Given request:
Output every line of the data exactly as it appears.

Excerpted data:
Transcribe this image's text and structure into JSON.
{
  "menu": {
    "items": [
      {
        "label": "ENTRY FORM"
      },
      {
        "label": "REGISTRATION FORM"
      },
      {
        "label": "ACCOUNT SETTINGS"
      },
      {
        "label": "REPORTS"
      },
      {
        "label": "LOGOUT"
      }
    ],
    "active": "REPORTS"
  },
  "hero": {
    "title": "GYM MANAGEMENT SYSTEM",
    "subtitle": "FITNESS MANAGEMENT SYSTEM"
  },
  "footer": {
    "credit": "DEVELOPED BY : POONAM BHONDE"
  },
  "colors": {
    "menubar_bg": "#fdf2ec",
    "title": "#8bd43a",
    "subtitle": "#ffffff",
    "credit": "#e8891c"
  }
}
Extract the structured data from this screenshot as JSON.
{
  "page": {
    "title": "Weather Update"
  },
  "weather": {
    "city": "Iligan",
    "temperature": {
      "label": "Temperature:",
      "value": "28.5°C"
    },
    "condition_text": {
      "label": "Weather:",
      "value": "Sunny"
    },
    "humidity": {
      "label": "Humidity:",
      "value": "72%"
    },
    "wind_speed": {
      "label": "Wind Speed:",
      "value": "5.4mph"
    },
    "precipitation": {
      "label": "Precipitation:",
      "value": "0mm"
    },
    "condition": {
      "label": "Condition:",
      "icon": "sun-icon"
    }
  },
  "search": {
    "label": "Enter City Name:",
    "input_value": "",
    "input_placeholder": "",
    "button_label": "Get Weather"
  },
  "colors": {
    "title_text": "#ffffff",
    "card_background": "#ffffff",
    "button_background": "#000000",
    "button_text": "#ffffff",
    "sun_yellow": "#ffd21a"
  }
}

Answer in full:
Transcribe this image's text and structure into JSON.
{
  "menu": {
    "items": [
      {
        "label": "ENTRY FORM"
      },
      {
        "label": "REGISTRATION FORM"
      },
      {
        "label": "ACCOUNT SETTINGS"
      },
      {
        "label": "REPORTS"
      },
      {
        "label": "LOGOUT"
      }
    ],
    "active": "REPORTS"
  },
  "hero": {
    "title": "GYM MANAGEMENT SYSTEM",
    "subtitle": "FITNESS MANAGEMENT SYSTEM"
  },
  "footer": {
    "credit": "DEVELOPED BY : POONAM BHONDE"
  },
  "colors": {
    "menubar_bg": "#fdf2ec",
    "title": "#8bd43a",
    "subtitle": "#ffffff",
    "credit": "#e8891c"
  }
}
Extract the structured data from this screenshot as JSON.
{
  "page": {
    "title": "Weather Update"
  },
  "weather": {
    "city": "Iligan",
    "temperature": {
      "label": "Temperature:",
      "value": "28.5°C"
    },
    "condition_text": {
      "label": "Weather:",
      "value": "Sunny"
    },
    "humidity": {
      "label": "Humidity:",
      "value": "72%"
    },
    "wind_speed": {
      "label": "Wind Speed:",
      "value": "5.4mph"
    },
    "precipitation": {
      "label": "Precipitation:",
      "value": "0mm"
    },
    "condition": {
      "label": "Condition:",
      "icon": "sun-icon"
    }
  },
  "search": {
    "label": "Enter City Name:",
    "input_value": "",
    "input_placeholder": "",
    "button_label": "Get Weather"
  },
  "colors": {
    "title_text": "#ffffff",
    "card_background": "#ffffff",
    "button_background": "#000000",
    "button_text": "#ffffff",
    "sun_yellow": "#ffd21a"
  }
}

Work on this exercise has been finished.